• Task goal: Output the material verbatim, from its first line through the line containing "Text: 6: 6 [23,103,29,112]", and nothing else.

• Information shown:
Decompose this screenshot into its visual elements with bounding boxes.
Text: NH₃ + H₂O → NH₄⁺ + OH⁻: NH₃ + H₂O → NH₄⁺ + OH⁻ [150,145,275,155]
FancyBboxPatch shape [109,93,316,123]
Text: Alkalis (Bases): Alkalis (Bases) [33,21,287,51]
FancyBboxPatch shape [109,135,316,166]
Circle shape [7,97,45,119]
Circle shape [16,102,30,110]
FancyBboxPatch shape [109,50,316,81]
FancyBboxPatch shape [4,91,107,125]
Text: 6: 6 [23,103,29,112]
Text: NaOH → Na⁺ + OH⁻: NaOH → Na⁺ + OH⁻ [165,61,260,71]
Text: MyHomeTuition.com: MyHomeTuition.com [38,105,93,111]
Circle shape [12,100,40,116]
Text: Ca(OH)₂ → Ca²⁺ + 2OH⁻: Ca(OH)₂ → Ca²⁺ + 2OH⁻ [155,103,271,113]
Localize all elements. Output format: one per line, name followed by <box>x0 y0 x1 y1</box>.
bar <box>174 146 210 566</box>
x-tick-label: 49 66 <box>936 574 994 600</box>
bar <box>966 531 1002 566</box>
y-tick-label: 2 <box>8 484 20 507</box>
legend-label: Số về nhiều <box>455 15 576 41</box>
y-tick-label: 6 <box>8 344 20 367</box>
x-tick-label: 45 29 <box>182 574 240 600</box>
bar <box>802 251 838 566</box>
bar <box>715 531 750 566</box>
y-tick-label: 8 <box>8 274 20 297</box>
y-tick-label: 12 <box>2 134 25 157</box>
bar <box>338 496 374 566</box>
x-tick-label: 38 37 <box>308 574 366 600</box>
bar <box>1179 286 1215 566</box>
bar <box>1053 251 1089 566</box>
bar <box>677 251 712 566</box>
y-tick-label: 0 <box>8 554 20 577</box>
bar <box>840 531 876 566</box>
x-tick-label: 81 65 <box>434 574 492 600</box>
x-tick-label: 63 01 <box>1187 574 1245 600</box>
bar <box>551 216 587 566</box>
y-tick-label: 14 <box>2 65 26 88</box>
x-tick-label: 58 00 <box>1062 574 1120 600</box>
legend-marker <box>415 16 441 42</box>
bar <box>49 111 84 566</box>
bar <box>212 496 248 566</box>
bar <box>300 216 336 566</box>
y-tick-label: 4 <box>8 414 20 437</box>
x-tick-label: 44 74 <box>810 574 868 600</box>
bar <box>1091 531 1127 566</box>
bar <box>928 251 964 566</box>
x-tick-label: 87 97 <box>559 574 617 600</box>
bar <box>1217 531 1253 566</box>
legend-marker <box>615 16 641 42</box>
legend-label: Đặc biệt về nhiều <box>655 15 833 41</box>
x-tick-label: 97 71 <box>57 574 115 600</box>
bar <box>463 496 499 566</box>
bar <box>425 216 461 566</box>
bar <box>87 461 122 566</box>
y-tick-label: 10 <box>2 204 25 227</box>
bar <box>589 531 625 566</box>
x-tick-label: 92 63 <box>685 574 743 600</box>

• Response to this task:
Decompose this screenshot into its visual elements with bounding boxes.
Text: NH₃ + H₂O → NH₄⁺ + OH⁻: NH₃ + H₂O → NH₄⁺ + OH⁻ [150,145,275,155]
FancyBboxPatch shape [109,93,316,123]
Text: Alkalis (Bases): Alkalis (Bases) [33,21,287,51]
FancyBboxPatch shape [109,135,316,166]
Circle shape [7,97,45,119]
Circle shape [16,102,30,110]
FancyBboxPatch shape [109,50,316,81]
FancyBboxPatch shape [4,91,107,125]
Text: 6: 6 [23,103,29,112]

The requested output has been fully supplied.